#### MATERIAL FOR THE TASK
◆ ◆ ◆ ◆ ◆ ◆ ◆
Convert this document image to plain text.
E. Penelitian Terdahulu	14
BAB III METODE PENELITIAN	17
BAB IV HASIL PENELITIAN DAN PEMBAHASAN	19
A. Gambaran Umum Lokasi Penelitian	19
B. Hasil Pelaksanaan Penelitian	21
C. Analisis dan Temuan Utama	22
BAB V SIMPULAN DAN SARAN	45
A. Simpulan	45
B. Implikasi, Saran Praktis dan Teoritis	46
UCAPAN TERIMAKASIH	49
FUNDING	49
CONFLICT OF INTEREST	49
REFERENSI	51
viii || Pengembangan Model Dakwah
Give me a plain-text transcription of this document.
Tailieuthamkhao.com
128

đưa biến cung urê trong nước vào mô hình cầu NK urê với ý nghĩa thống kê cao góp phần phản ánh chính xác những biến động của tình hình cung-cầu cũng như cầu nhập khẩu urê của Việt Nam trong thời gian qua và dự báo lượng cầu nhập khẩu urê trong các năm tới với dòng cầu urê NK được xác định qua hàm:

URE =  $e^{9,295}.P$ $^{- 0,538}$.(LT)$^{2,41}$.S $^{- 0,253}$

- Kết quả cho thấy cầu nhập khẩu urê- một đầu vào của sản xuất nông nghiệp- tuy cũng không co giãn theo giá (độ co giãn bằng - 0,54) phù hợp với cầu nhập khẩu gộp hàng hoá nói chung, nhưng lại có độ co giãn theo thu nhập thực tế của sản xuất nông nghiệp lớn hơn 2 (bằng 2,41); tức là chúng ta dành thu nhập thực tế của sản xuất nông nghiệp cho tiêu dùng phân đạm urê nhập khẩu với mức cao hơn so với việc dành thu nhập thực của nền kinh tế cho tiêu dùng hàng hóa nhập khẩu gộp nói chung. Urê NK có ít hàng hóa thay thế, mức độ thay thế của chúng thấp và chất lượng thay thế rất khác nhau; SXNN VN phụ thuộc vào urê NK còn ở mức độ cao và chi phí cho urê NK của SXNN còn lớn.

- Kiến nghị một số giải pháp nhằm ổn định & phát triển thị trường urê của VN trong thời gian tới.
◆ ◆ ◆ ◆ ◆ ◆ ◆
#### WHAT TO DO
Exactly and only the lines from the one containing "Give me a plain-text" through the end of the material are to be reproduced, both ends included.

#### WRITTEN SOLUTION
Give me a plain-text transcription of this document.
Tailieuthamkhao.com
128

đưa biến cung urê trong nước vào mô hình cầu NK urê với ý nghĩa thống kê cao góp phần phản ánh chính xác những biến động của tình hình cung-cầu cũng như cầu nhập khẩu urê của Việt Nam trong thời gian qua và dự báo lượng cầu nhập khẩu urê trong các năm tới với dòng cầu urê NK được xác định qua hàm:

URE =  $e^{9,295}.P$ $^{- 0,538}$.(LT)$^{2,41}$.S $^{- 0,253}$

- Kết quả cho thấy cầu nhập khẩu urê- một đầu vào của sản xuất nông nghiệp- tuy cũng không co giãn theo giá (độ co giãn bằng - 0,54) phù hợp với cầu nhập khẩu gộp hàng hoá nói chung, nhưng lại có độ co giãn theo thu nhập thực tế của sản xuất nông nghiệp lớn hơn 2 (bằng 2,41); tức là chúng ta dành thu nhập thực tế của sản xuất nông nghiệp cho tiêu dùng phân đạm urê nhập khẩu với mức cao hơn so với việc dành thu nhập thực của nền kinh tế cho tiêu dùng hàng hóa nhập khẩu gộp nói chung. Urê NK có ít hàng hóa thay thế, mức độ thay thế của chúng thấp và chất lượng thay thế rất khác nhau; SXNN VN phụ thuộc vào urê NK còn ở mức độ cao và chi phí cho urê NK của SXNN còn lớn.

- Kiến nghị một số giải pháp nhằm ổn định & phát triển thị trường urê của VN trong thời gian tới.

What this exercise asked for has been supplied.